### SHORT EXERCISE
Transcribe the material word for word, but without the images.

[MATERIAL start]

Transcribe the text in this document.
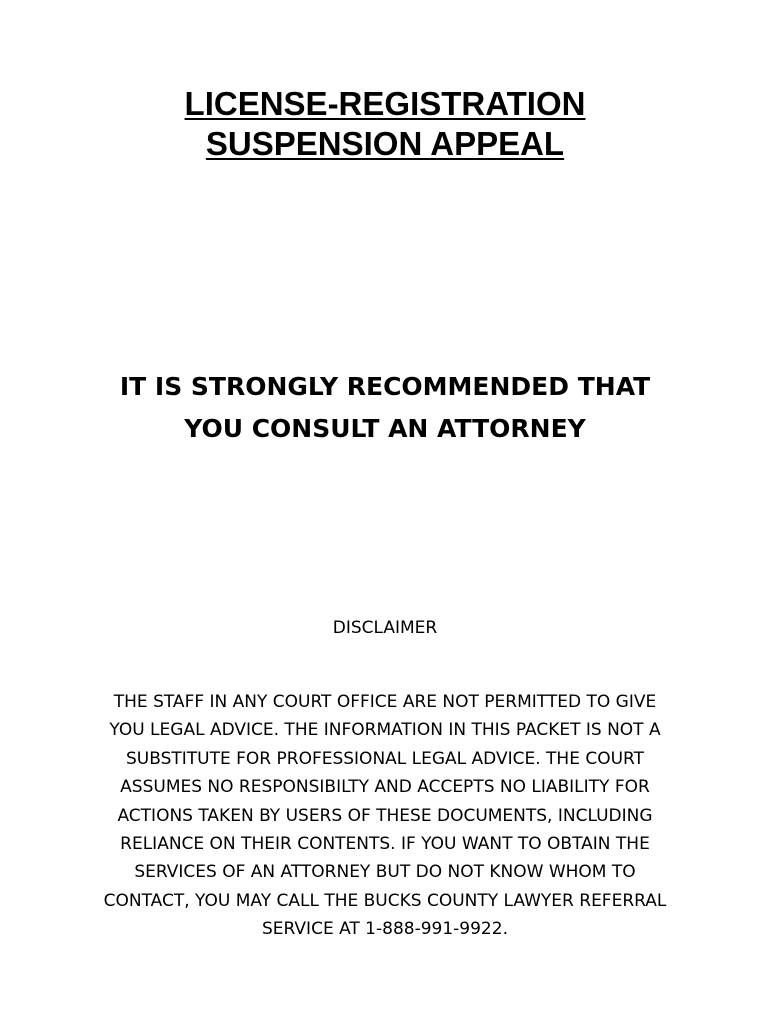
LICENSE-REGISTRATION
SUSPENSION APPEAL
IT IS STRONGLY RECOMMENDED THAT
YOU CONSULT AN ATTORNEY
DISCLAIMER
THE STAFF IN ANY COURT OFFICE ARE NOT PERMITTED TO GIVE
YOU LEGAL ADVICE. THE INFORMATION IN THIS PACKET IS NOT A
SUBSTITUTE FOR PROFESSIONAL LEGAL ADVICE. THE COURT
ASSUMES NO RESPONSIBILTY AND ACCEPTS NO LIABILITY FOR
ACTIONS TAKEN BY USERS OF THESE DOCUMENTS, INCLUDING
RELIANCE ON THEIR CONTENTS. IF YOU WANT TO OBTAIN THE
SERVICES OF AN ATTORNEY BUT DO NOT KNOW WHOM TO
CONTACT, YOU MAY CALL THE BUCKS COUNTY LAWYER REFERRAL
SERVICE AT 1-888-991-9922.
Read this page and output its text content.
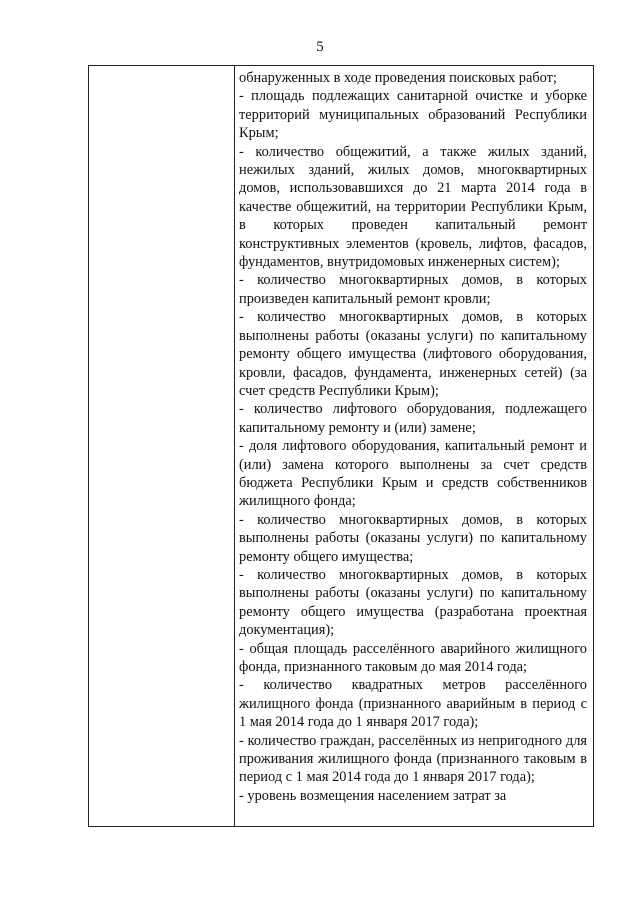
5

обнаруженных в ходе проведения поисковых работ;

- площадь подлежащих санитарной очистке и уборке территорий муниципальных образований Республики Крым;

- количество общежитий, а также жилых зданий, нежилых зданий, жилых домов, многоквартирных домов, использовавшихся до 21 марта 2014 года в качестве общежитий, на территории Республики Крым, в которых проведен капитальный ремонт конструктивных элементов (кровель, лифтов, фасадов, фундаментов, внутридомовых инженерных систем);

- количество многоквартирных домов, в которых произведен капитальный ремонт кровли;

- количество многоквартирных домов, в которых выполнены работы (оказаны услуги) по капитальному ремонту общего имущества (лифтового оборудования, кровли, фасадов, фундамента, инженерных сетей) (за счет средств Республики Крым);

- количество лифтового оборудования, подлежащего капитальному ремонту и (или) замене;

- доля лифтового оборудования, капитальный ремонт и (или) замена которого выполнены за счет средств бюджета Республики Крым и средств собственников жилищного фонда;

- количество многоквартирных домов, в которых выполнены работы (оказаны услуги) по капитальному ремонту общего имущества;

- количество многоквартирных домов, в которых выполнены работы (оказаны услуги) по капитальному ремонту общего имущества (разработана проектная документация);

- общая площадь расселённого аварийного жилищного фонда, признанного таковым до мая 2014 года;

- количество квадратных метров расселённого жилищного фонда (признанного аварийным в период с 1 мая 2014 года до 1 января 2017 года);

- количество граждан, расселённых из непригодного для проживания жилищного фонда (признанного таковым в период с 1 мая 2014 года до 1 января 2017 года);

- уровень возмещения населением затрат за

[MATERIAL end]

### TASK SOLUTION
Transcribe the text in this document.
LICENSE-REGISTRATION
SUSPENSION APPEAL
IT IS STRONGLY RECOMMENDED THAT
YOU CONSULT AN ATTORNEY
DISCLAIMER
THE STAFF IN ANY COURT OFFICE ARE NOT PERMITTED TO GIVE
YOU LEGAL ADVICE. THE INFORMATION IN THIS PACKET IS NOT A
SUBSTITUTE FOR PROFESSIONAL LEGAL ADVICE. THE COURT
ASSUMES NO RESPONSIBILTY AND ACCEPTS NO LIABILITY FOR
ACTIONS TAKEN BY USERS OF THESE DOCUMENTS, INCLUDING
RELIANCE ON THEIR CONTENTS. IF YOU WANT TO OBTAIN THE
SERVICES OF AN ATTORNEY BUT DO NOT KNOW WHOM TO
CONTACT, YOU MAY CALL THE BUCKS COUNTY LAWYER REFERRAL
SERVICE AT 1-888-991-9922.
Read this page and output its text content.
5

обнаруженных в ходе проведения поисковых работ;

- площадь подлежащих санитарной очистке и уборке территорий муниципальных образований Республики Крым;

- количество общежитий, а также жилых зданий, нежилых зданий, жилых домов, многоквартирных домов, использовавшихся до 21 марта 2014 года в качестве общежитий, на территории Республики Крым, в которых проведен капитальный ремонт конструктивных элементов (кровель, лифтов, фасадов, фундаментов, внутридомовых инженерных систем);

- количество многоквартирных домов, в которых произведен капитальный ремонт кровли;

- количество многоквартирных домов, в которых выполнены работы (оказаны услуги) по капитальному ремонту общего имущества (лифтового оборудования, кровли, фасадов, фундамента, инженерных сетей) (за счет средств Республики Крым);

- количество лифтового оборудования, подлежащего капитальному ремонту и (или) замене;

- доля лифтового оборудования, капитальный ремонт и (или) замена которого выполнены за счет средств бюджета Республики Крым и средств собственников жилищного фонда;

- количество многоквартирных домов, в которых выполнены работы (оказаны услуги) по капитальному ремонту общего имущества;

- количество многоквартирных домов, в которых выполнены работы (оказаны услуги) по капитальному ремонту общего имущества (разработана проектная документация);

- общая площадь расселённого аварийного жилищного фонда, признанного таковым до мая 2014 года;

- количество квадратных метров расселённого жилищного фонда (признанного аварийным в период с 1 мая 2014 года до 1 января 2017 года);

- количество граждан, расселённых из непригодного для проживания жилищного фонда (признанного таковым в период с 1 мая 2014 года до 1 января 2017 года);

- уровень возмещения населением затрат за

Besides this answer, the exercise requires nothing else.